- **Document section**:
——
The hope is that investors like roller-coaster rides. This week once again proved that volatility is back with a vengeance as each day saw some hefty increases followed by declines in the major market indexes. The culprit was once again dour outlooks and less-than-stellar data coming from various economic reports.

Surprisingly, some traders viewed all of this negativity as signs that the Federal Reserve wouldn’t raise rates before the end of the year. That means that it will be game on and the flow of cheap money will continue to push stocks forward.

The week’s earnings reports, and there were a lot, had a mixed effect on the market. Each was digested in their own way and added or subtracted to the market’s roller coaster.

All in all, the fourth quarter is shaping up to be one of the most volatile we’ve had on record. That wild ride should continue.
——
- **Spatial layout entries**:

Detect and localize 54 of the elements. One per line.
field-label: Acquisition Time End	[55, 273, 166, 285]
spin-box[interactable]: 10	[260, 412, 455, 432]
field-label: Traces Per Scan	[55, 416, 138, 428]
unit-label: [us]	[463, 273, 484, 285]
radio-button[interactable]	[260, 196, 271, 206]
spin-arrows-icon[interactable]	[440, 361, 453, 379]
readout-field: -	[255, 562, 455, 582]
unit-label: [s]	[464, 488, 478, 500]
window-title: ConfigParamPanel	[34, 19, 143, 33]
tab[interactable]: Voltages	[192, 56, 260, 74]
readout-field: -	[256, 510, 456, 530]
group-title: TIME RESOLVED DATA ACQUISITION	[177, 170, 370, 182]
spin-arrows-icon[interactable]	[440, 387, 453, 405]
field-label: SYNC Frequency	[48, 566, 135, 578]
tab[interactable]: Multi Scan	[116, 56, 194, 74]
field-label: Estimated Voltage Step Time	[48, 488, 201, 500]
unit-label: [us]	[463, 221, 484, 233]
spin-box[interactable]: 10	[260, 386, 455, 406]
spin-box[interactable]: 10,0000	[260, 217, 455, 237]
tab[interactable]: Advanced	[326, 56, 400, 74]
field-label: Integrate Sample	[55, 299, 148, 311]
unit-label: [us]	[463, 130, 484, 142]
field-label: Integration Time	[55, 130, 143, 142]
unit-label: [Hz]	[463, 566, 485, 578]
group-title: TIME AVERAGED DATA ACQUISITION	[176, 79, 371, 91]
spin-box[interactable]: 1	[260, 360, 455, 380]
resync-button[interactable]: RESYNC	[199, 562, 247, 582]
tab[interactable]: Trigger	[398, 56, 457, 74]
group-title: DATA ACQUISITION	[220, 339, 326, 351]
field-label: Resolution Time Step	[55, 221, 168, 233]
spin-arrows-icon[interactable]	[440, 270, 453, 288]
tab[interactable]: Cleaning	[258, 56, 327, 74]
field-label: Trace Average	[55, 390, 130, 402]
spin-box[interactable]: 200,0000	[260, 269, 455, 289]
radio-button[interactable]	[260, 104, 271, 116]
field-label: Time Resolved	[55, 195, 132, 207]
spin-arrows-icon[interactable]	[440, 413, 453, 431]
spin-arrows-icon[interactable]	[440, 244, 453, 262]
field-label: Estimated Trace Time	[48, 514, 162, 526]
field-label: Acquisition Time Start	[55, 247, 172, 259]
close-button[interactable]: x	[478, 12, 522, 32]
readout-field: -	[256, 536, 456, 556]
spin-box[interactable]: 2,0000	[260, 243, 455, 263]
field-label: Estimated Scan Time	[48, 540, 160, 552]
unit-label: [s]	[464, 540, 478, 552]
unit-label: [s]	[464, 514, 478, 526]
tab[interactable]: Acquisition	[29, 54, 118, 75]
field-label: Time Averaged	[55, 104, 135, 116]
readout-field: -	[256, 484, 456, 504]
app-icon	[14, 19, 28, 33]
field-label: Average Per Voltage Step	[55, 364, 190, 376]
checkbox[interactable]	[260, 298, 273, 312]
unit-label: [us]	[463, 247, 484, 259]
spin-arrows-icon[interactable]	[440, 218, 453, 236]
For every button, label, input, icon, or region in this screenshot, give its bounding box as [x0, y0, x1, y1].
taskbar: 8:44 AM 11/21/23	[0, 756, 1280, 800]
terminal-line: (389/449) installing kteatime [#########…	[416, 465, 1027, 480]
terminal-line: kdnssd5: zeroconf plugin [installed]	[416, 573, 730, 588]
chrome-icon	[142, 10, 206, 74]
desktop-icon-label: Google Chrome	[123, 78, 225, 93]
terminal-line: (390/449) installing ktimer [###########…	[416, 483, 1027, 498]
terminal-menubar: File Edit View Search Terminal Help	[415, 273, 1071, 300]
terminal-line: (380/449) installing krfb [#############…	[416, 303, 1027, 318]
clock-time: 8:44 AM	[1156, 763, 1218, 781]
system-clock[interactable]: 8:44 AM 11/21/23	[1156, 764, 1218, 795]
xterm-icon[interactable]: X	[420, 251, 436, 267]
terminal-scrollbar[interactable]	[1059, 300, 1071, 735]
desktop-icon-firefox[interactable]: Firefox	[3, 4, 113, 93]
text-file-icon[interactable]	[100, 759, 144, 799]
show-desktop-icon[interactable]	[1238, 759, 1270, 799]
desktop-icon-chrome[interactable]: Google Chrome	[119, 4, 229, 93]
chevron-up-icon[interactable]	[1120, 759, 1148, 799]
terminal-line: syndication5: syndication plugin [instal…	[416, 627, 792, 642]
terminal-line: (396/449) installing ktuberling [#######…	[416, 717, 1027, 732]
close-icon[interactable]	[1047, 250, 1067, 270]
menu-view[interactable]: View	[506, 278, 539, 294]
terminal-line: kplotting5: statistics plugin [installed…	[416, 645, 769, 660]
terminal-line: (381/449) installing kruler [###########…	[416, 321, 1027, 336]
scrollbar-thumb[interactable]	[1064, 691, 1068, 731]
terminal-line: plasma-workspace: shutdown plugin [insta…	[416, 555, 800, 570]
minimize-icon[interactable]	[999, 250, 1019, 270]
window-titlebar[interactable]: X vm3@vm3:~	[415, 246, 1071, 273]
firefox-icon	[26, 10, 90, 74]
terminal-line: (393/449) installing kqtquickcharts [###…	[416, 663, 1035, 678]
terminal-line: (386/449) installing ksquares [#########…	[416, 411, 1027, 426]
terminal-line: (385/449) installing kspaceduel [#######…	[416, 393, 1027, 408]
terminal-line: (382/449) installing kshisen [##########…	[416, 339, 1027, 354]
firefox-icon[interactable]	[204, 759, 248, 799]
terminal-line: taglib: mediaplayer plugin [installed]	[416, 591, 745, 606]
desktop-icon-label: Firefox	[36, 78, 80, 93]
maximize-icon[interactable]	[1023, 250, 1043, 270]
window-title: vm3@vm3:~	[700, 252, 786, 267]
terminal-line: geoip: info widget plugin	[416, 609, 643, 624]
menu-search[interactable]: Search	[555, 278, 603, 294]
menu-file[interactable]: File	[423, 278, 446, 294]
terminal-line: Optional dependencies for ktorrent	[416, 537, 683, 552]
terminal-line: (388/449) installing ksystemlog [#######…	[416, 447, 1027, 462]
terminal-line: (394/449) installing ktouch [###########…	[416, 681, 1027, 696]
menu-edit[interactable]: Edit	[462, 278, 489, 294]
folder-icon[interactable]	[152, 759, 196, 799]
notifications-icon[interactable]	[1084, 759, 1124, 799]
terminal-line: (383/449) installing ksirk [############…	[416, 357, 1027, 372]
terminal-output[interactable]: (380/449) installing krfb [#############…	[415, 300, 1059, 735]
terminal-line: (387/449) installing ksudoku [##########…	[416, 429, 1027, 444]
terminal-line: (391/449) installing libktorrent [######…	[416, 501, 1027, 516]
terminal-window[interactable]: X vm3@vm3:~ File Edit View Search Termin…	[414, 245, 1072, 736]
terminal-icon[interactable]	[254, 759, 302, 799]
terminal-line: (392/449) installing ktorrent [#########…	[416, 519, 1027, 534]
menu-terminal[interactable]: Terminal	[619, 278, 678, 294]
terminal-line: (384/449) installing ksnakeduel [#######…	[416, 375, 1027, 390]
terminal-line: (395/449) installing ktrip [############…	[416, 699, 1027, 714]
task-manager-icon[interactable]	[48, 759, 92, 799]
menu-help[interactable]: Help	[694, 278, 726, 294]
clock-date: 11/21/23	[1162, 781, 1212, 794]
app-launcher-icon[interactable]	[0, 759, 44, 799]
——
- **Required tasks**:
[A] According to the market commentary, why did some traders take the week's negative outlooks and weak economic data as good news?
[B] Return the records starting with their first line and going on through the line with "566, 485, 578]", including both.

- **Exercise responses**:
[A] They saw the negativity as a sign that the Federal Reserve wouldn't raise rates before the end of the year. That would keep cheap money flowing, which would continue to push stocks forward.

[B]
Detect and localize 54 of the elements. One per line.
field-label: Acquisition Time End	[55, 273, 166, 285]
spin-box[interactable]: 10	[260, 412, 455, 432]
field-label: Traces Per Scan	[55, 416, 138, 428]
unit-label: [us]	[463, 273, 484, 285]
radio-button[interactable]	[260, 196, 271, 206]
spin-arrows-icon[interactable]	[440, 361, 453, 379]
readout-field: -	[255, 562, 455, 582]
unit-label: [s]	[464, 488, 478, 500]
window-title: ConfigParamPanel	[34, 19, 143, 33]
tab[interactable]: Voltages	[192, 56, 260, 74]
readout-field: -	[256, 510, 456, 530]
group-title: TIME RESOLVED DATA ACQUISITION	[177, 170, 370, 182]
spin-arrows-icon[interactable]	[440, 387, 453, 405]
field-label: SYNC Frequency	[48, 566, 135, 578]
tab[interactable]: Multi Scan	[116, 56, 194, 74]
field-label: Estimated Voltage Step Time	[48, 488, 201, 500]
unit-label: [us]	[463, 221, 484, 233]
spin-box[interactable]: 10	[260, 386, 455, 406]
spin-box[interactable]: 10,0000	[260, 217, 455, 237]
tab[interactable]: Advanced	[326, 56, 400, 74]
field-label: Integrate Sample	[55, 299, 148, 311]
unit-label: [us]	[463, 130, 484, 142]
field-label: Integration Time	[55, 130, 143, 142]
unit-label: [Hz]	[463, 566, 485, 578]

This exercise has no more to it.